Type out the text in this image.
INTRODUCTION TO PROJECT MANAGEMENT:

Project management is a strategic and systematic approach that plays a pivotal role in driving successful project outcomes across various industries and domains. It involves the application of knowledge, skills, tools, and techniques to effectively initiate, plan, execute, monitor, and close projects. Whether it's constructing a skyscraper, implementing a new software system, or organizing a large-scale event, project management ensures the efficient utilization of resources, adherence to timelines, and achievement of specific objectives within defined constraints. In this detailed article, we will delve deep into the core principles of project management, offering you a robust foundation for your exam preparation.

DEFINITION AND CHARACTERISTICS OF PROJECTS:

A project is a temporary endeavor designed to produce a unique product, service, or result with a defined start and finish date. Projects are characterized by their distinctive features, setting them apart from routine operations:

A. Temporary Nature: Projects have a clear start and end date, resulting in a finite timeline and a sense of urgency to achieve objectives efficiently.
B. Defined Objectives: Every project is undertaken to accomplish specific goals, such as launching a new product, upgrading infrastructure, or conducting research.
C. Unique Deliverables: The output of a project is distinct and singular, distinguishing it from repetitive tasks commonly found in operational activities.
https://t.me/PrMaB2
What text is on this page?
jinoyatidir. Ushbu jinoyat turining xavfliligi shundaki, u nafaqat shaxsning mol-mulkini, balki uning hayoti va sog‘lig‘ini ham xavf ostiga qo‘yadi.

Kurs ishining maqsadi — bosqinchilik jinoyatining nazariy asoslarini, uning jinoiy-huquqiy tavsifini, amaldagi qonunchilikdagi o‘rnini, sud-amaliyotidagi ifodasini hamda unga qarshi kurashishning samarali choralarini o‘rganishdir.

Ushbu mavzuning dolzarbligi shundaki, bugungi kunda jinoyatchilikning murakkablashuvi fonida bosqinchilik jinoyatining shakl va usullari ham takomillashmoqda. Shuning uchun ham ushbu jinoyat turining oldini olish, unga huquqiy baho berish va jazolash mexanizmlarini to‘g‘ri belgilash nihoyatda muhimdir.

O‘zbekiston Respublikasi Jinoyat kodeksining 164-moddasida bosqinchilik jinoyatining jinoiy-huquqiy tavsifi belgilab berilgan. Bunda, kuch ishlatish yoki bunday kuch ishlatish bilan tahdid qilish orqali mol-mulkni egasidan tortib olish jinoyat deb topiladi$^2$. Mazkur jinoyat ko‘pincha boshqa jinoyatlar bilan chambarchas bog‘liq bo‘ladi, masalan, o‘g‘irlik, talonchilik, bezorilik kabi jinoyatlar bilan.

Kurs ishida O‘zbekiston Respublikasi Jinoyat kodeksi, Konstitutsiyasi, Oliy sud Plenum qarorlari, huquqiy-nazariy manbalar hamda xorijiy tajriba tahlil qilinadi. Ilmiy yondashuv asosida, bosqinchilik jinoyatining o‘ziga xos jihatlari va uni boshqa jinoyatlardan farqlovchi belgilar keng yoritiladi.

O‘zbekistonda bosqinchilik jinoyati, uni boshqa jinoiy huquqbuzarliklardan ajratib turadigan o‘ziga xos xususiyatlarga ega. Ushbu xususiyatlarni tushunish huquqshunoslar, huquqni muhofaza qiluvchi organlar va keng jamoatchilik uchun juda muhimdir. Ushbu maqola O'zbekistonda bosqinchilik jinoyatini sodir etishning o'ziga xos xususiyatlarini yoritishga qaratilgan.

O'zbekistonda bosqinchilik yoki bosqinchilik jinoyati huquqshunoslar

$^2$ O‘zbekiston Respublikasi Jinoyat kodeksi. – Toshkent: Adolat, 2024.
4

• [TASK OBJECTIVE] Retype all the records, matching them exactly.

• [FULL ANSWER]
Type out the text in this image.
INTRODUCTION TO PROJECT MANAGEMENT:

Project management is a strategic and systematic approach that plays a pivotal role in driving successful project outcomes across various industries and domains. It involves the application of knowledge, skills, tools, and techniques to effectively initiate, plan, execute, monitor, and close projects. Whether it's constructing a skyscraper, implementing a new software system, or organizing a large-scale event, project management ensures the efficient utilization of resources, adherence to timelines, and achievement of specific objectives within defined constraints. In this detailed article, we will delve deep into the core principles of project management, offering you a robust foundation for your exam preparation.

DEFINITION AND CHARACTERISTICS OF PROJECTS:

A project is a temporary endeavor designed to produce a unique product, service, or result with a defined start and finish date. Projects are characterized by their distinctive features, setting them apart from routine operations:

A. Temporary Nature: Projects have a clear start and end date, resulting in a finite timeline and a sense of urgency to achieve objectives efficiently.
B. Defined Objectives: Every project is undertaken to accomplish specific goals, such as launching a new product, upgrading infrastructure, or conducting research.
C. Unique Deliverables: The output of a project is distinct and singular, distinguishing it from repetitive tasks commonly found in operational activities.
https://t.me/PrMaB2
What text is on this page?
jinoyatidir. Ushbu jinoyat turining xavfliligi shundaki, u nafaqat shaxsning mol-mulkini, balki uning hayoti va sog‘lig‘ini ham xavf ostiga qo‘yadi.

Kurs ishining maqsadi — bosqinchilik jinoyatining nazariy asoslarini, uning jinoiy-huquqiy tavsifini, amaldagi qonunchilikdagi o‘rnini, sud-amaliyotidagi ifodasini hamda unga qarshi kurashishning samarali choralarini o‘rganishdir.

Ushbu mavzuning dolzarbligi shundaki, bugungi kunda jinoyatchilikning murakkablashuvi fonida bosqinchilik jinoyatining shakl va usullari ham takomillashmoqda. Shuning uchun ham ushbu jinoyat turining oldini olish, unga huquqiy baho berish va jazolash mexanizmlarini to‘g‘ri belgilash nihoyatda muhimdir.

O‘zbekiston Respublikasi Jinoyat kodeksining 164-moddasida bosqinchilik jinoyatining jinoiy-huquqiy tavsifi belgilab berilgan. Bunda, kuch ishlatish yoki bunday kuch ishlatish bilan tahdid qilish orqali mol-mulkni egasidan tortib olish jinoyat deb topiladi$^2$. Mazkur jinoyat ko‘pincha boshqa jinoyatlar bilan chambarchas bog‘liq bo‘ladi, masalan, o‘g‘irlik, talonchilik, bezorilik kabi jinoyatlar bilan.

Kurs ishida O‘zbekiston Respublikasi Jinoyat kodeksi, Konstitutsiyasi, Oliy sud Plenum qarorlari, huquqiy-nazariy manbalar hamda xorijiy tajriba tahlil qilinadi. Ilmiy yondashuv asosida, bosqinchilik jinoyatining o‘ziga xos jihatlari va uni boshqa jinoyatlardan farqlovchi belgilar keng yoritiladi.

O‘zbekistonda bosqinchilik jinoyati, uni boshqa jinoiy huquqbuzarliklardan ajratib turadigan o‘ziga xos xususiyatlarga ega. Ushbu xususiyatlarni tushunish huquqshunoslar, huquqni muhofaza qiluvchi organlar va keng jamoatchilik uchun juda muhimdir. Ushbu maqola O'zbekistonda bosqinchilik jinoyatini sodir etishning o'ziga xos xususiyatlarini yoritishga qaratilgan.

O'zbekistonda bosqinchilik yoki bosqinchilik jinoyati huquqshunoslar

$^2$ O‘zbekiston Respublikasi Jinoyat kodeksi. – Toshkent: Adolat, 2024.
4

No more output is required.